** begin Recorded information **

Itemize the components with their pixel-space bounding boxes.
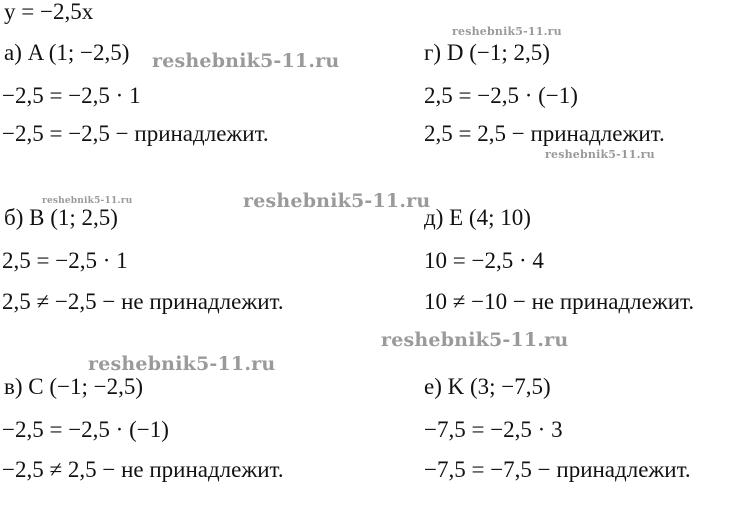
block-b-label: б) B (1; 2,5) <box>4 205 118 230</box>
block-g-line2: 2,5 = 2,5 − принадлежит. <box>424 121 665 146</box>
watermark: reshebnik5-11.ru <box>243 190 431 212</box>
block-g-line1: 2,5 = −2,5 · (−1) <box>424 83 578 108</box>
block-b-line1: 2,5 = −2,5 · 1 <box>2 248 128 273</box>
block-a-label: а) A (1; −2,5) <box>4 40 130 65</box>
equation-heading: y = −2,5x <box>4 0 94 24</box>
watermark: reshebnik5-11.ru <box>452 25 562 38</box>
block-v-label: в) C (−1; −2,5) <box>4 374 144 399</box>
block-a-line2: −2,5 = −2,5 − принадлежит. <box>2 121 269 146</box>
block-d-line1: 10 = −2,5 · 4 <box>424 248 544 273</box>
block-e-label: е) K (3; −7,5) <box>424 374 551 399</box>
watermark: reshebnik5-11.ru <box>42 196 133 206</box>
watermark: reshebnik5-11.ru <box>545 148 655 161</box>
block-g-label: г) D (−1; 2,5) <box>424 40 550 65</box>
watermark: reshebnik5-11.ru <box>152 50 340 72</box>
block-e-line1: −7,5 = −2,5 · 3 <box>424 417 563 442</box>
block-v-line2: −2,5 ≠ 2,5 − не принадлежит. <box>2 457 284 482</box>
block-d-line2: 10 ≠ −10 − не принадлежит. <box>424 289 695 314</box>
block-b-line2: 2,5 ≠ −2,5 − не принадлежит. <box>2 289 284 314</box>
block-e-line2: −7,5 = −7,5 − принадлежит. <box>424 457 691 482</box>
block-v-line1: −2,5 = −2,5 · (−1) <box>2 417 169 442</box>
block-a-line1: −2,5 = −2,5 · 1 <box>2 83 141 108</box>
watermark: reshebnik5-11.ru <box>381 329 569 351</box>
watermark: reshebnik5-11.ru <box>88 353 276 375</box>
block-d-label: д) E (4; 10) <box>424 205 531 230</box>
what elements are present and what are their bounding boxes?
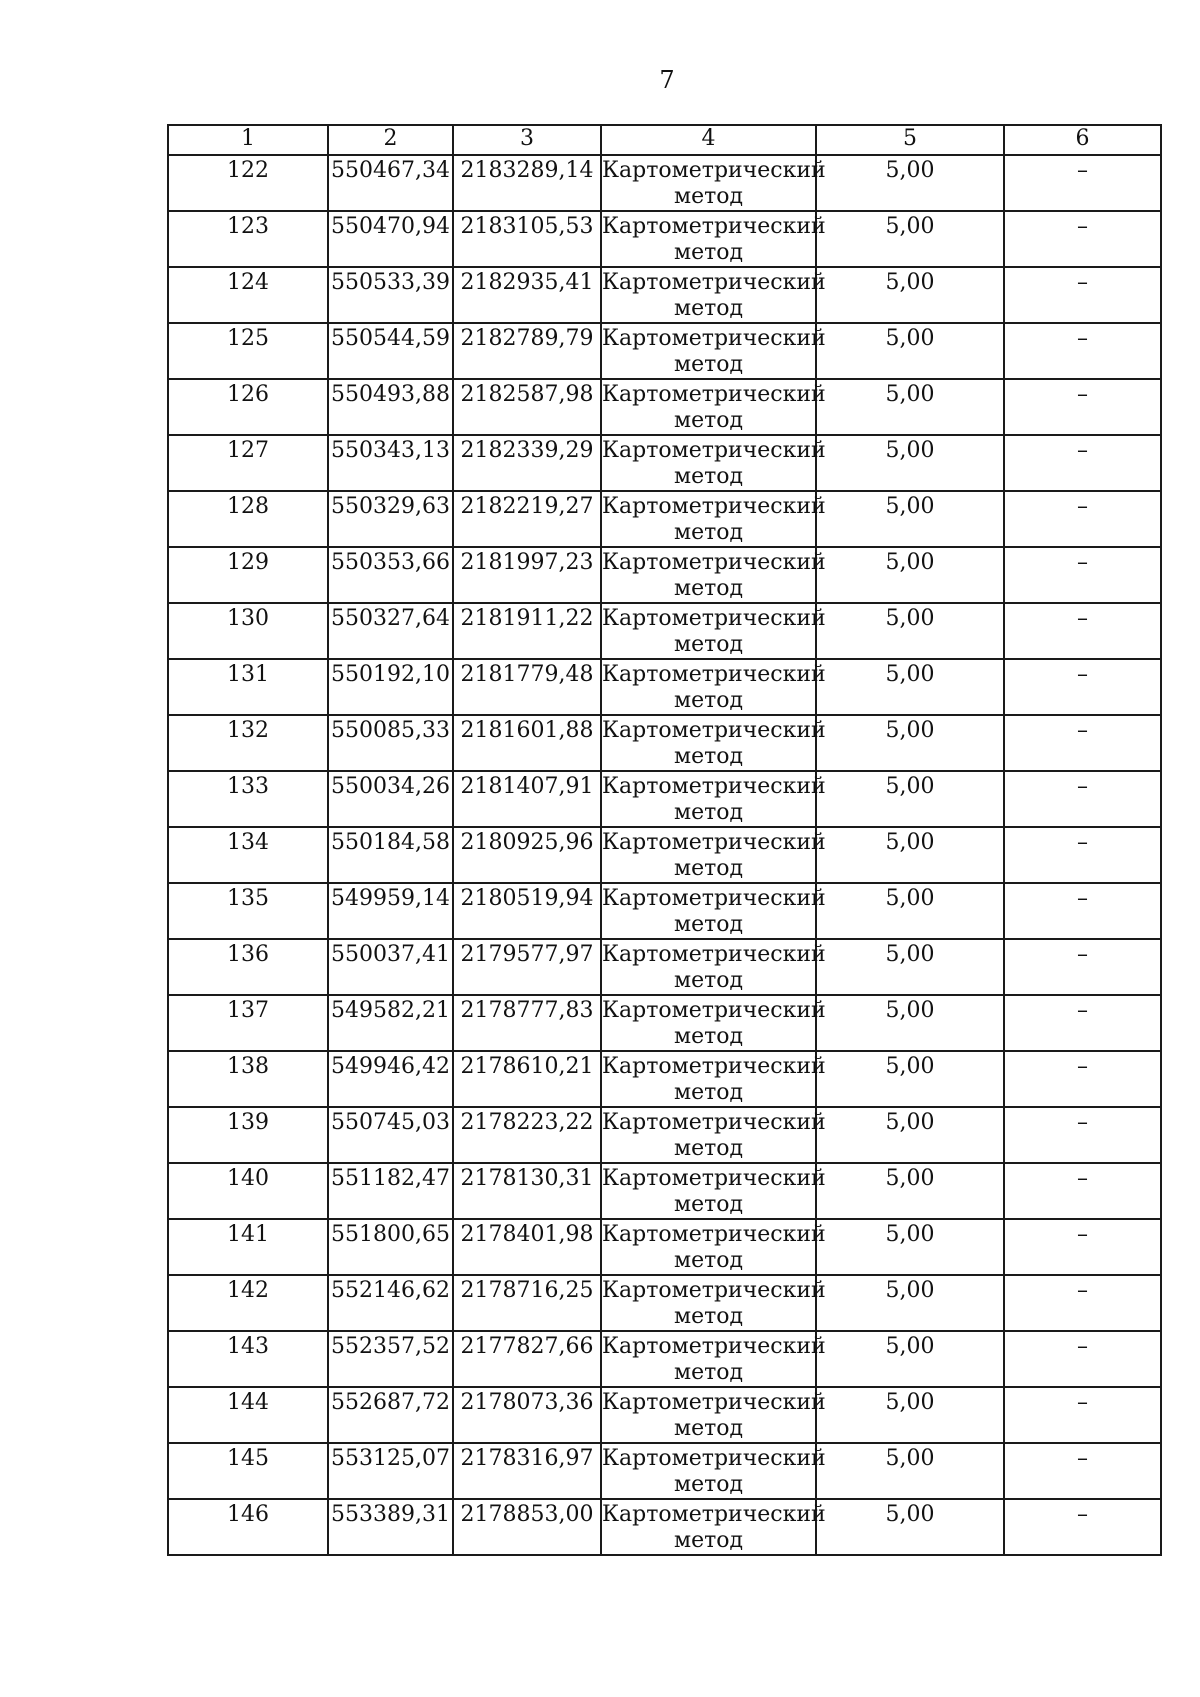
x-coordinate-cell: 550544,59 bbox=[328, 323, 453, 379]
table-row bbox=[168, 603, 1161, 659]
method-cell: Картометрический метод bbox=[601, 1219, 816, 1275]
note-cell: – bbox=[1004, 491, 1161, 547]
point-number-cell: 132 bbox=[168, 715, 328, 771]
y-coordinate-cell: 2182587,98 bbox=[453, 379, 601, 435]
table-row bbox=[168, 715, 1161, 771]
table-row bbox=[168, 1443, 1161, 1499]
method-cell: Картометрический метод bbox=[601, 939, 816, 995]
x-coordinate-cell: 549946,42 bbox=[328, 1051, 453, 1107]
method-cell: Картометрический метод bbox=[601, 1387, 816, 1443]
column-header-6: 6 bbox=[1004, 125, 1161, 155]
x-coordinate-cell: 550037,41 bbox=[328, 939, 453, 995]
column-header-2: 2 bbox=[328, 125, 453, 155]
x-coordinate-cell: 549959,14 bbox=[328, 883, 453, 939]
note-cell: – bbox=[1004, 1443, 1161, 1499]
accuracy-cell: 5,00 bbox=[816, 379, 1004, 435]
point-number-cell: 125 bbox=[168, 323, 328, 379]
y-coordinate-cell: 2178223,22 bbox=[453, 1107, 601, 1163]
point-number-cell: 146 bbox=[168, 1499, 328, 1555]
table-row bbox=[168, 1051, 1161, 1107]
note-cell: – bbox=[1004, 771, 1161, 827]
accuracy-cell: 5,00 bbox=[816, 883, 1004, 939]
x-coordinate-cell: 549582,21 bbox=[328, 995, 453, 1051]
table-row bbox=[168, 267, 1161, 323]
method-cell: Картометрический метод bbox=[601, 1499, 816, 1555]
accuracy-cell: 5,00 bbox=[816, 491, 1004, 547]
note-cell: – bbox=[1004, 995, 1161, 1051]
accuracy-cell: 5,00 bbox=[816, 659, 1004, 715]
accuracy-cell: 5,00 bbox=[816, 1275, 1004, 1331]
point-number-cell: 126 bbox=[168, 379, 328, 435]
method-cell: Картометрический метод bbox=[601, 323, 816, 379]
method-cell: Картометрический метод bbox=[601, 211, 816, 267]
accuracy-cell: 5,00 bbox=[816, 1219, 1004, 1275]
y-coordinate-cell: 2178316,97 bbox=[453, 1443, 601, 1499]
method-cell: Картометрический метод bbox=[601, 1443, 816, 1499]
x-coordinate-cell: 553125,07 bbox=[328, 1443, 453, 1499]
header-row bbox=[168, 125, 1161, 155]
point-number-cell: 128 bbox=[168, 491, 328, 547]
method-cell: Картометрический метод bbox=[601, 995, 816, 1051]
note-cell: – bbox=[1004, 1387, 1161, 1443]
point-number-cell: 137 bbox=[168, 995, 328, 1051]
y-coordinate-cell: 2181601,88 bbox=[453, 715, 601, 771]
table-row bbox=[168, 1219, 1161, 1275]
table-header bbox=[168, 125, 1161, 155]
accuracy-cell: 5,00 bbox=[816, 1443, 1004, 1499]
x-coordinate-cell: 550493,88 bbox=[328, 379, 453, 435]
table-row bbox=[168, 323, 1161, 379]
y-coordinate-cell: 2180519,94 bbox=[453, 883, 601, 939]
x-coordinate-cell: 552146,62 bbox=[328, 1275, 453, 1331]
point-number-cell: 127 bbox=[168, 435, 328, 491]
column-header-3: 3 bbox=[453, 125, 601, 155]
x-coordinate-cell: 550470,94 bbox=[328, 211, 453, 267]
x-coordinate-cell: 550329,63 bbox=[328, 491, 453, 547]
note-cell: – bbox=[1004, 827, 1161, 883]
y-coordinate-cell: 2178777,83 bbox=[453, 995, 601, 1051]
accuracy-cell: 5,00 bbox=[816, 995, 1004, 1051]
table-row bbox=[168, 659, 1161, 715]
table-row bbox=[168, 491, 1161, 547]
point-number-cell: 124 bbox=[168, 267, 328, 323]
note-cell: – bbox=[1004, 1219, 1161, 1275]
y-coordinate-cell: 2183289,14 bbox=[453, 155, 601, 211]
accuracy-cell: 5,00 bbox=[816, 715, 1004, 771]
point-number-cell: 134 bbox=[168, 827, 328, 883]
y-coordinate-cell: 2177827,66 bbox=[453, 1331, 601, 1387]
method-cell: Картометрический метод bbox=[601, 771, 816, 827]
y-coordinate-cell: 2182935,41 bbox=[453, 267, 601, 323]
point-number-cell: 133 bbox=[168, 771, 328, 827]
method-cell: Картометрический метод bbox=[601, 1107, 816, 1163]
y-coordinate-cell: 2181911,22 bbox=[453, 603, 601, 659]
method-cell: Картометрический метод bbox=[601, 547, 816, 603]
table-row bbox=[168, 1387, 1161, 1443]
y-coordinate-cell: 2182789,79 bbox=[453, 323, 601, 379]
note-cell: – bbox=[1004, 211, 1161, 267]
point-number-cell: 144 bbox=[168, 1387, 328, 1443]
x-coordinate-cell: 550192,10 bbox=[328, 659, 453, 715]
note-cell: – bbox=[1004, 1331, 1161, 1387]
point-number-cell: 138 bbox=[168, 1051, 328, 1107]
method-cell: Картометрический метод bbox=[601, 1163, 816, 1219]
method-cell: Картометрический метод bbox=[601, 267, 816, 323]
point-number-cell: 131 bbox=[168, 659, 328, 715]
point-number-cell: 123 bbox=[168, 211, 328, 267]
table-row bbox=[168, 211, 1161, 267]
x-coordinate-cell: 552357,52 bbox=[328, 1331, 453, 1387]
point-number-cell: 143 bbox=[168, 1331, 328, 1387]
point-number-cell: 135 bbox=[168, 883, 328, 939]
method-cell: Картометрический метод bbox=[601, 603, 816, 659]
accuracy-cell: 5,00 bbox=[816, 211, 1004, 267]
accuracy-cell: 5,00 bbox=[816, 827, 1004, 883]
y-coordinate-cell: 2181779,48 bbox=[453, 659, 601, 715]
x-coordinate-cell: 550343,13 bbox=[328, 435, 453, 491]
method-cell: Картометрический метод bbox=[601, 827, 816, 883]
accuracy-cell: 5,00 bbox=[816, 1387, 1004, 1443]
y-coordinate-cell: 2183105,53 bbox=[453, 211, 601, 267]
table-row bbox=[168, 827, 1161, 883]
y-coordinate-cell: 2178130,31 bbox=[453, 1163, 601, 1219]
table-row bbox=[168, 1331, 1161, 1387]
y-coordinate-cell: 2182219,27 bbox=[453, 491, 601, 547]
note-cell: – bbox=[1004, 659, 1161, 715]
coordinates-table bbox=[167, 124, 1162, 1556]
y-coordinate-cell: 2179577,97 bbox=[453, 939, 601, 995]
table-row bbox=[168, 1107, 1161, 1163]
method-cell: Картометрический метод bbox=[601, 155, 816, 211]
method-cell: Картометрический метод bbox=[601, 379, 816, 435]
accuracy-cell: 5,00 bbox=[816, 1499, 1004, 1555]
y-coordinate-cell: 2181997,23 bbox=[453, 547, 601, 603]
table-row bbox=[168, 435, 1161, 491]
point-number-cell: 139 bbox=[168, 1107, 328, 1163]
note-cell: – bbox=[1004, 267, 1161, 323]
x-coordinate-cell: 551800,65 bbox=[328, 1219, 453, 1275]
method-cell: Картометрический метод bbox=[601, 491, 816, 547]
accuracy-cell: 5,00 bbox=[816, 323, 1004, 379]
note-cell: – bbox=[1004, 1499, 1161, 1555]
table-row bbox=[168, 1275, 1161, 1331]
method-cell: Картометрический метод bbox=[601, 1275, 816, 1331]
x-coordinate-cell: 550353,66 bbox=[328, 547, 453, 603]
table-body bbox=[168, 155, 1161, 1555]
note-cell: – bbox=[1004, 883, 1161, 939]
table-row bbox=[168, 939, 1161, 995]
note-cell: – bbox=[1004, 1275, 1161, 1331]
accuracy-cell: 5,00 bbox=[816, 547, 1004, 603]
x-coordinate-cell: 552687,72 bbox=[328, 1387, 453, 1443]
accuracy-cell: 5,00 bbox=[816, 267, 1004, 323]
table-row bbox=[168, 995, 1161, 1051]
accuracy-cell: 5,00 bbox=[816, 1331, 1004, 1387]
table-row bbox=[168, 155, 1161, 211]
accuracy-cell: 5,00 bbox=[816, 1051, 1004, 1107]
note-cell: – bbox=[1004, 435, 1161, 491]
table-row bbox=[168, 547, 1161, 603]
method-cell: Картометрический метод bbox=[601, 715, 816, 771]
y-coordinate-cell: 2178610,21 bbox=[453, 1051, 601, 1107]
note-cell: – bbox=[1004, 939, 1161, 995]
table-row bbox=[168, 883, 1161, 939]
accuracy-cell: 5,00 bbox=[816, 771, 1004, 827]
x-coordinate-cell: 550745,03 bbox=[328, 1107, 453, 1163]
note-cell: – bbox=[1004, 715, 1161, 771]
x-coordinate-cell: 550467,34 bbox=[328, 155, 453, 211]
x-coordinate-cell: 551182,47 bbox=[328, 1163, 453, 1219]
point-number-cell: 136 bbox=[168, 939, 328, 995]
note-cell: – bbox=[1004, 1051, 1161, 1107]
accuracy-cell: 5,00 bbox=[816, 1163, 1004, 1219]
accuracy-cell: 5,00 bbox=[816, 155, 1004, 211]
point-number-cell: 130 bbox=[168, 603, 328, 659]
x-coordinate-cell: 550184,58 bbox=[328, 827, 453, 883]
point-number-cell: 141 bbox=[168, 1219, 328, 1275]
x-coordinate-cell: 550034,26 bbox=[328, 771, 453, 827]
point-number-cell: 129 bbox=[168, 547, 328, 603]
table-row bbox=[168, 1499, 1161, 1555]
accuracy-cell: 5,00 bbox=[816, 435, 1004, 491]
y-coordinate-cell: 2180925,96 bbox=[453, 827, 601, 883]
note-cell: – bbox=[1004, 1163, 1161, 1219]
note-cell: – bbox=[1004, 155, 1161, 211]
note-cell: – bbox=[1004, 379, 1161, 435]
point-number-cell: 122 bbox=[168, 155, 328, 211]
method-cell: Картометрический метод bbox=[601, 435, 816, 491]
point-number-cell: 140 bbox=[168, 1163, 328, 1219]
method-cell: Картометрический метод bbox=[601, 1331, 816, 1387]
column-header-5: 5 bbox=[816, 125, 1004, 155]
note-cell: – bbox=[1004, 547, 1161, 603]
accuracy-cell: 5,00 bbox=[816, 1107, 1004, 1163]
table-row bbox=[168, 771, 1161, 827]
note-cell: – bbox=[1004, 603, 1161, 659]
y-coordinate-cell: 2178853,00 bbox=[453, 1499, 601, 1555]
page-number: 7 bbox=[659, 66, 675, 94]
column-header-4: 4 bbox=[601, 125, 816, 155]
note-cell: – bbox=[1004, 323, 1161, 379]
column-header-1: 1 bbox=[168, 125, 328, 155]
method-cell: Картометрический метод bbox=[601, 1051, 816, 1107]
point-number-cell: 145 bbox=[168, 1443, 328, 1499]
x-coordinate-cell: 550533,39 bbox=[328, 267, 453, 323]
x-coordinate-cell: 553389,31 bbox=[328, 1499, 453, 1555]
accuracy-cell: 5,00 bbox=[816, 603, 1004, 659]
y-coordinate-cell: 2181407,91 bbox=[453, 771, 601, 827]
table-row bbox=[168, 379, 1161, 435]
y-coordinate-cell: 2182339,29 bbox=[453, 435, 601, 491]
y-coordinate-cell: 2178401,98 bbox=[453, 1219, 601, 1275]
point-number-cell: 142 bbox=[168, 1275, 328, 1331]
x-coordinate-cell: 550085,33 bbox=[328, 715, 453, 771]
table-row bbox=[168, 1163, 1161, 1219]
x-coordinate-cell: 550327,64 bbox=[328, 603, 453, 659]
accuracy-cell: 5,00 bbox=[816, 939, 1004, 995]
y-coordinate-cell: 2178073,36 bbox=[453, 1387, 601, 1443]
method-cell: Картометрический метод bbox=[601, 883, 816, 939]
note-cell: – bbox=[1004, 1107, 1161, 1163]
method-cell: Картометрический метод bbox=[601, 659, 816, 715]
y-coordinate-cell: 2178716,25 bbox=[453, 1275, 601, 1331]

** end Recorded information **

- **Exercise prompt**: Format the rows above as a numbered list, covering only the stretch from the line containing "block-b-label: б) B" through the line containing "block-e-line1: −7,5 = −2,5", and omit any blank lines.

- **Response below**:
1. block-b-label: б) B (1; 2,5) <box>4 205 118 230</box>
2. block-g-line2: 2,5 = 2,5 − принадлежит. <box>424 121 665 146</box>
3. watermark: reshebnik5-11.ru <box>243 190 431 212</box>
4. block-g-line1: 2,5 = −2,5 · (−1) <box>424 83 578 108</box>
5. block-b-line1: 2,5 = −2,5 · 1 <box>2 248 128 273</box>
6. block-a-label: а) A (1; −2,5) <box>4 40 130 65</box>
7. equation-heading: y = −2,5x <box>4 0 94 24</box>
8. watermark: reshebnik5-11.ru <box>452 25 562 38</box>
9. block-v-label: в) C (−1; −2,5) <box>4 374 144 399</box>
10. block-a-line2: −2,5 = −2,5 − принадлежит. <box>2 121 269 146</box>
11. block-d-line1: 10 = −2,5 · 4 <box>424 248 544 273</box>
12. block-e-label: е) K (3; −7,5) <box>424 374 551 399</box>
13. watermark: reshebnik5-11.ru <box>42 196 133 206</box>
14. watermark: reshebnik5-11.ru <box>545 148 655 161</box>
15. block-g-label: г) D (−1; 2,5) <box>424 40 550 65</box>
16. watermark: reshebnik5-11.ru <box>152 50 340 72</box>
17. block-e-line1: −7,5 = −2,5 · 3 <box>424 417 563 442</box>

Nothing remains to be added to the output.